▶ **TASK STATEMENT**: Give the listing again exactly, omitting its images.

▶ **EXERCISE MATERIAL**:
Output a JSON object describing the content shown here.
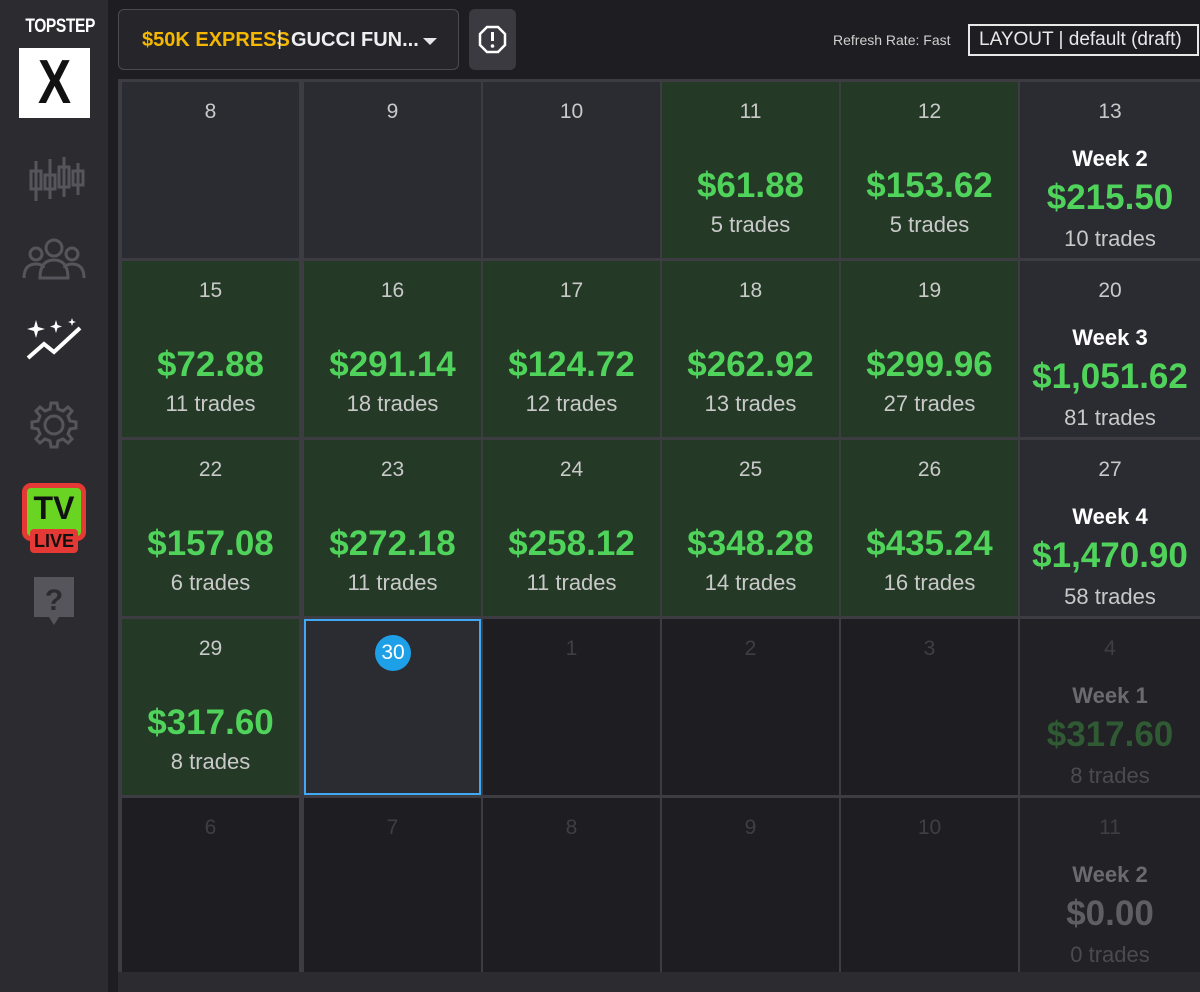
{
  "logo": {
    "text": "TOPSTEP",
    "mark": "X"
  },
  "sidebar": {
    "items": [
      {
        "name": "candlestick-chart-icon"
      },
      {
        "name": "users-icon"
      },
      {
        "name": "sparkle-trend-icon"
      },
      {
        "name": "gear-icon"
      },
      {
        "name": "tv-live-icon",
        "tv": "TV",
        "live": "LIVE"
      },
      {
        "name": "help-icon",
        "glyph": "?"
      }
    ]
  },
  "header": {
    "account_type": "$50K EXPRESS",
    "separator": "|",
    "account_name": "GUCCI FUN...",
    "refresh_rate": "Refresh Rate: Fast",
    "layout": "LAYOUT | default (draft)"
  },
  "calendar": {
    "rows": [
      {
        "days": [
          {
            "day": "8",
            "state": "empty"
          },
          {
            "day": "9",
            "state": "empty"
          },
          {
            "day": "10",
            "state": "empty"
          },
          {
            "day": "11",
            "state": "green",
            "pnl": "$61.88",
            "trades": "5 trades"
          },
          {
            "day": "12",
            "state": "green",
            "pnl": "$153.62",
            "trades": "5 trades"
          }
        ],
        "week": {
          "day": "13",
          "label": "Week 2",
          "pnl": "$215.50",
          "trades": "10 trades"
        }
      },
      {
        "days": [
          {
            "day": "15",
            "state": "green",
            "pnl": "$72.88",
            "trades": "11 trades"
          },
          {
            "day": "16",
            "state": "green",
            "pnl": "$291.14",
            "trades": "18 trades"
          },
          {
            "day": "17",
            "state": "green",
            "pnl": "$124.72",
            "trades": "12 trades"
          },
          {
            "day": "18",
            "state": "green",
            "pnl": "$262.92",
            "trades": "13 trades"
          },
          {
            "day": "19",
            "state": "green",
            "pnl": "$299.96",
            "trades": "27 trades"
          }
        ],
        "week": {
          "day": "20",
          "label": "Week 3",
          "pnl": "$1,051.62",
          "trades": "81 trades"
        }
      },
      {
        "days": [
          {
            "day": "22",
            "state": "green",
            "pnl": "$157.08",
            "trades": "6 trades"
          },
          {
            "day": "23",
            "state": "green",
            "pnl": "$272.18",
            "trades": "11 trades"
          },
          {
            "day": "24",
            "state": "green",
            "pnl": "$258.12",
            "trades": "11 trades"
          },
          {
            "day": "25",
            "state": "green",
            "pnl": "$348.28",
            "trades": "14 trades"
          },
          {
            "day": "26",
            "state": "green",
            "pnl": "$435.24",
            "trades": "16 trades"
          }
        ],
        "week": {
          "day": "27",
          "label": "Week 4",
          "pnl": "$1,470.90",
          "trades": "58 trades"
        }
      },
      {
        "days": [
          {
            "day": "29",
            "state": "green",
            "pnl": "$317.60",
            "trades": "8 trades"
          },
          {
            "day": "30",
            "state": "today"
          },
          {
            "day": "1",
            "state": "future"
          },
          {
            "day": "2",
            "state": "future"
          },
          {
            "day": "3",
            "state": "future"
          }
        ],
        "week": {
          "day": "4",
          "label": "Week 1",
          "pnl": "$317.60",
          "trades": "8 trades",
          "future": true,
          "tone": "dim"
        }
      },
      {
        "days": [
          {
            "day": "6",
            "state": "future"
          },
          {
            "day": "7",
            "state": "future"
          },
          {
            "day": "8",
            "state": "future"
          },
          {
            "day": "9",
            "state": "future"
          },
          {
            "day": "10",
            "state": "future"
          }
        ],
        "week": {
          "day": "11",
          "label": "Week 2",
          "pnl": "$0.00",
          "trades": "0 trades",
          "future": true,
          "tone": "zero"
        }
      }
    ]
  },
  "colors": {
    "profit": "#4fd35a",
    "account_type": "#f5b800",
    "today": "#1ea0e8",
    "profit_cell": "#243a27"
  }
}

▶ **ANSWER TO THE EXERCISE**:
Output a JSON object describing the content shown here.
{
  "logo": {
    "text": "TOPSTEP",
    "mark": "X"
  },
  "sidebar": {
    "items": [
      {
        "name": "candlestick-chart-icon"
      },
      {
        "name": "users-icon"
      },
      {
        "name": "sparkle-trend-icon"
      },
      {
        "name": "gear-icon"
      },
      {
        "name": "tv-live-icon",
        "tv": "TV",
        "live": "LIVE"
      },
      {
        "name": "help-icon",
        "glyph": "?"
      }
    ]
  },
  "header": {
    "account_type": "$50K EXPRESS",
    "separator": "|",
    "account_name": "GUCCI FUN...",
    "refresh_rate": "Refresh Rate: Fast",
    "layout": "LAYOUT | default (draft)"
  },
  "calendar": {
    "rows": [
      {
        "days": [
          {
            "day": "8",
            "state": "empty"
          },
          {
            "day": "9",
            "state": "empty"
          },
          {
            "day": "10",
            "state": "empty"
          },
          {
            "day": "11",
            "state": "green",
            "pnl": "$61.88",
            "trades": "5 trades"
          },
          {
            "day": "12",
            "state": "green",
            "pnl": "$153.62",
            "trades": "5 trades"
          }
        ],
        "week": {
          "day": "13",
          "label": "Week 2",
          "pnl": "$215.50",
          "trades": "10 trades"
        }
      },
      {
        "days": [
          {
            "day": "15",
            "state": "green",
            "pnl": "$72.88",
            "trades": "11 trades"
          },
          {
            "day": "16",
            "state": "green",
            "pnl": "$291.14",
            "trades": "18 trades"
          },
          {
            "day": "17",
            "state": "green",
            "pnl": "$124.72",
            "trades": "12 trades"
          },
          {
            "day": "18",
            "state": "green",
            "pnl": "$262.92",
            "trades": "13 trades"
          },
          {
            "day": "19",
            "state": "green",
            "pnl": "$299.96",
            "trades": "27 trades"
          }
        ],
        "week": {
          "day": "20",
          "label": "Week 3",
          "pnl": "$1,051.62",
          "trades": "81 trades"
        }
      },
      {
        "days": [
          {
            "day": "22",
            "state": "green",
            "pnl": "$157.08",
            "trades": "6 trades"
          },
          {
            "day": "23",
            "state": "green",
            "pnl": "$272.18",
            "trades": "11 trades"
          },
          {
            "day": "24",
            "state": "green",
            "pnl": "$258.12",
            "trades": "11 trades"
          },
          {
            "day": "25",
            "state": "green",
            "pnl": "$348.28",
            "trades": "14 trades"
          },
          {
            "day": "26",
            "state": "green",
            "pnl": "$435.24",
            "trades": "16 trades"
          }
        ],
        "week": {
          "day": "27",
          "label": "Week 4",
          "pnl": "$1,470.90",
          "trades": "58 trades"
        }
      },
      {
        "days": [
          {
            "day": "29",
            "state": "green",
            "pnl": "$317.60",
            "trades": "8 trades"
          },
          {
            "day": "30",
            "state": "today"
          },
          {
            "day": "1",
            "state": "future"
          },
          {
            "day": "2",
            "state": "future"
          },
          {
            "day": "3",
            "state": "future"
          }
        ],
        "week": {
          "day": "4",
          "label": "Week 1",
          "pnl": "$317.60",
          "trades": "8 trades",
          "future": true,
          "tone": "dim"
        }
      },
      {
        "days": [
          {
            "day": "6",
            "state": "future"
          },
          {
            "day": "7",
            "state": "future"
          },
          {
            "day": "8",
            "state": "future"
          },
          {
            "day": "9",
            "state": "future"
          },
          {
            "day": "10",
            "state": "future"
          }
        ],
        "week": {
          "day": "11",
          "label": "Week 2",
          "pnl": "$0.00",
          "trades": "0 trades",
          "future": true,
          "tone": "zero"
        }
      }
    ]
  },
  "colors": {
    "profit": "#4fd35a",
    "account_type": "#f5b800",
    "today": "#1ea0e8",
    "profit_cell": "#243a27"
  }
}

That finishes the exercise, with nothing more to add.